◆ **Exercise brief**: From the entries, copy every line that carries the string "type".

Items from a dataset
----------

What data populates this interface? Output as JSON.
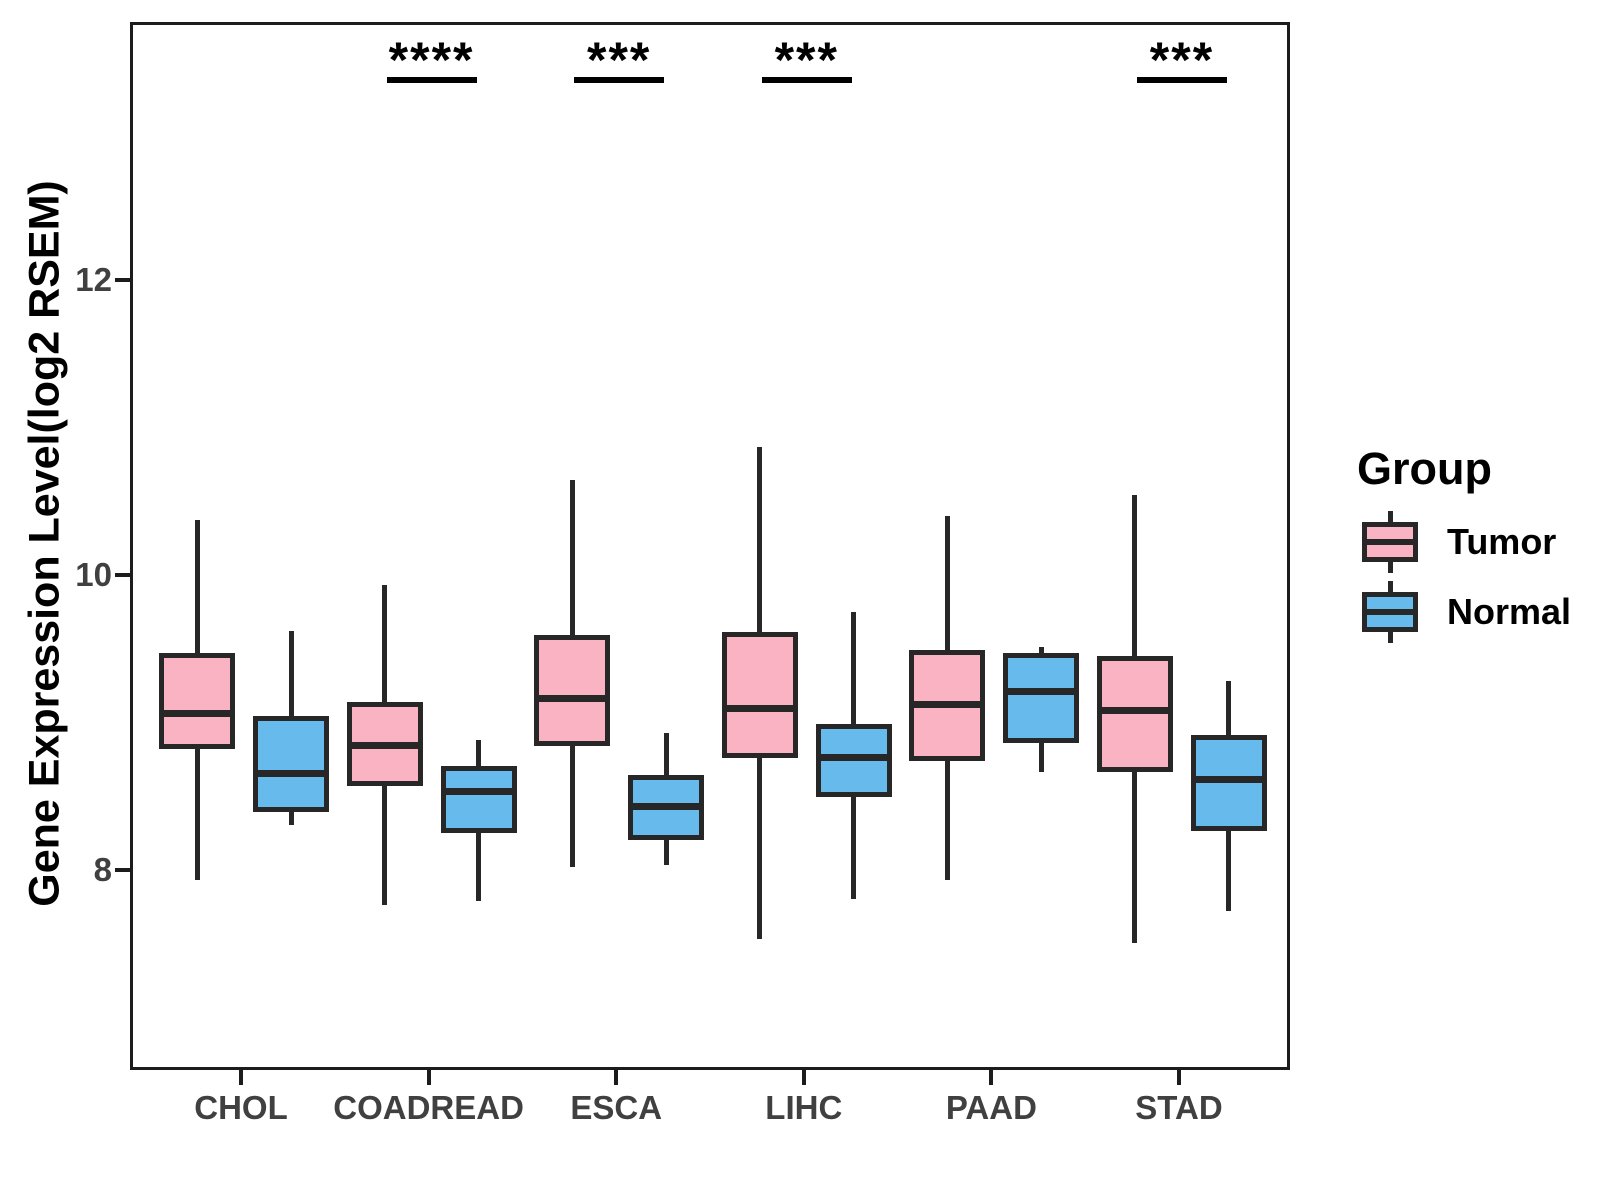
{
  "chart_data": {
    "type": "boxplot",
    "title": "",
    "xlabel": "",
    "ylabel": "Gene Expression Level(log2 RSEM)",
    "ylim": [
      6.64,
      13.75
    ],
    "y_ticks": [
      8,
      10,
      12
    ],
    "grid": false,
    "categories": [
      "CHOL",
      "COADREAD",
      "ESCA",
      "LIHC",
      "PAAD",
      "STAD"
    ],
    "legend": {
      "title": "Group",
      "position": "right",
      "entries": [
        {
          "label": "Tumor",
          "color": "#F9B3C3"
        },
        {
          "label": "Normal",
          "color": "#67BAEC"
        }
      ]
    },
    "significance": [
      {
        "category": "COADREAD",
        "label": "****"
      },
      {
        "category": "ESCA",
        "label": "***"
      },
      {
        "category": "LIHC",
        "label": "***"
      },
      {
        "category": "STAD",
        "label": "***"
      }
    ],
    "series": [
      {
        "name": "Tumor",
        "color": "#F9B3C3",
        "boxes": [
          {
            "category": "CHOL",
            "whisker_low": 7.95,
            "q1": 8.84,
            "median": 9.08,
            "q3": 9.49,
            "whisker_high": 10.39
          },
          {
            "category": "COADREAD",
            "whisker_low": 7.78,
            "q1": 8.59,
            "median": 8.86,
            "q3": 9.16,
            "whisker_high": 9.95
          },
          {
            "category": "ESCA",
            "whisker_low": 8.04,
            "q1": 8.86,
            "median": 9.18,
            "q3": 9.61,
            "whisker_high": 10.66
          },
          {
            "category": "LIHC",
            "whisker_low": 7.55,
            "q1": 8.78,
            "median": 9.11,
            "q3": 9.63,
            "whisker_high": 10.89
          },
          {
            "category": "PAAD",
            "whisker_low": 7.95,
            "q1": 8.76,
            "median": 9.14,
            "q3": 9.51,
            "whisker_high": 10.42
          },
          {
            "category": "STAD",
            "whisker_low": 7.52,
            "q1": 8.68,
            "median": 9.1,
            "q3": 9.47,
            "whisker_high": 10.56
          }
        ]
      },
      {
        "name": "Normal",
        "color": "#67BAEC",
        "boxes": [
          {
            "category": "CHOL",
            "whisker_low": 8.32,
            "q1": 8.41,
            "median": 8.67,
            "q3": 9.06,
            "whisker_high": 9.64
          },
          {
            "category": "COADREAD",
            "whisker_low": 7.81,
            "q1": 8.27,
            "median": 8.55,
            "q3": 8.72,
            "whisker_high": 8.9
          },
          {
            "category": "ESCA",
            "whisker_low": 8.05,
            "q1": 8.22,
            "median": 8.45,
            "q3": 8.66,
            "whisker_high": 8.95
          },
          {
            "category": "LIHC",
            "whisker_low": 7.82,
            "q1": 8.51,
            "median": 8.78,
            "q3": 9.01,
            "whisker_high": 9.77
          },
          {
            "category": "PAAD",
            "whisker_low": 8.68,
            "q1": 8.88,
            "median": 9.23,
            "q3": 9.49,
            "whisker_high": 9.53
          },
          {
            "category": "STAD",
            "whisker_low": 7.74,
            "q1": 8.28,
            "median": 8.63,
            "q3": 8.93,
            "whisker_high": 9.3
          }
        ]
      }
    ]
  }
}
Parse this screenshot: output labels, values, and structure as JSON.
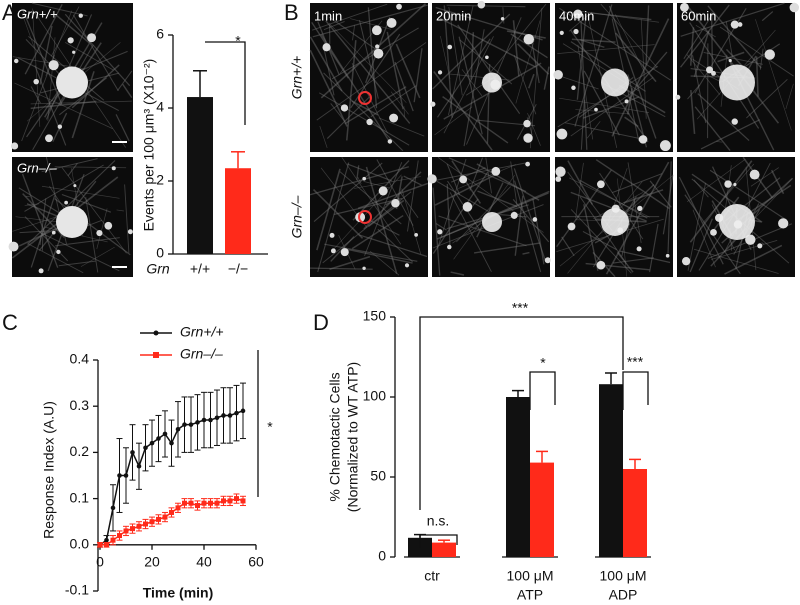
{
  "panels": [
    "A",
    "B",
    "C",
    "D"
  ],
  "panel_a_images": {
    "labels": [
      "Grn+/+",
      "Grn–/–"
    ]
  },
  "panel_b_images": {
    "time_labels": [
      "1min",
      "20min",
      "40min",
      "60min"
    ],
    "row_labels": [
      "Grn+/+",
      "Grn–/–"
    ]
  },
  "chart_data": [
    {
      "type": "bar",
      "y_label": "Events per 100 μm³ (X10⁻²)",
      "x_label": "Grn",
      "categories": [
        "+/+",
        "−/−"
      ],
      "values": [
        4.3,
        2.35
      ],
      "errors": [
        0.72,
        0.45
      ],
      "colors": [
        "#111111",
        "#ff2a1a"
      ],
      "ylim": [
        0,
        6
      ],
      "yticks": [
        0,
        2,
        4,
        6
      ],
      "annotations": [
        "*"
      ]
    },
    {
      "type": "line",
      "x_label": "Time (min)",
      "y_label": "Response Index (A.U)",
      "x": [
        0,
        2.5,
        5,
        7.5,
        10,
        12.5,
        15,
        17.5,
        20,
        22.5,
        25,
        27.5,
        30,
        32.5,
        35,
        37.5,
        40,
        42.5,
        45,
        47.5,
        50,
        52.5,
        55
      ],
      "series": [
        {
          "name": "Grn+/+",
          "color": "#111111",
          "values": [
            0,
            0.01,
            0.08,
            0.15,
            0.15,
            0.2,
            0.17,
            0.21,
            0.22,
            0.23,
            0.24,
            0.22,
            0.25,
            0.26,
            0.26,
            0.265,
            0.27,
            0.27,
            0.275,
            0.28,
            0.28,
            0.285,
            0.29
          ],
          "errors": [
            0.005,
            0.01,
            0.05,
            0.08,
            0.06,
            0.06,
            0.05,
            0.05,
            0.05,
            0.05,
            0.05,
            0.05,
            0.06,
            0.06,
            0.06,
            0.06,
            0.06,
            0.06,
            0.06,
            0.06,
            0.06,
            0.06,
            0.06
          ]
        },
        {
          "name": "Grn–/–",
          "color": "#ff2a1a",
          "values": [
            0,
            0,
            0.01,
            0.02,
            0.03,
            0.035,
            0.04,
            0.045,
            0.05,
            0.055,
            0.06,
            0.07,
            0.08,
            0.09,
            0.09,
            0.085,
            0.09,
            0.09,
            0.09,
            0.095,
            0.095,
            0.1,
            0.095
          ],
          "errors": [
            0.005,
            0.005,
            0.01,
            0.01,
            0.01,
            0.01,
            0.01,
            0.01,
            0.01,
            0.01,
            0.01,
            0.01,
            0.01,
            0.01,
            0.01,
            0.01,
            0.01,
            0.01,
            0.01,
            0.01,
            0.01,
            0.01,
            0.01
          ]
        }
      ],
      "xlim": [
        0,
        60
      ],
      "xticks": [
        0,
        20,
        40,
        60
      ],
      "ylim": [
        -0.1,
        0.4
      ],
      "yticks": [
        -0.1,
        {
          "value": 0,
          "label": "0.0"
        },
        0.1,
        0.2,
        0.3,
        0.4
      ],
      "legend": "top-left",
      "annotations": [
        "*"
      ]
    },
    {
      "type": "bar",
      "y_label": [
        "% Chemotactic Cells",
        "(Normalized to WT ATP)"
      ],
      "categories": [
        [
          "ctr"
        ],
        [
          "100 μM",
          "ATP"
        ],
        [
          "100 μM",
          "ADP"
        ]
      ],
      "series": [
        {
          "color": "#111111",
          "values": [
            12,
            100,
            108
          ],
          "errors": [
            2,
            4,
            7
          ]
        },
        {
          "color": "#ff2a1a",
          "values": [
            9,
            59,
            55
          ],
          "errors": [
            1.5,
            7,
            6
          ]
        }
      ],
      "ylim": [
        0,
        150
      ],
      "yticks": [
        0,
        50,
        100,
        150
      ],
      "annotations": [
        "n.s.",
        "*",
        "***",
        "***"
      ]
    }
  ]
}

----------

◆ **Written answer**:
    "type": "boxplot",
      "type": "bar",
      "type": "line",
      "type": "bar",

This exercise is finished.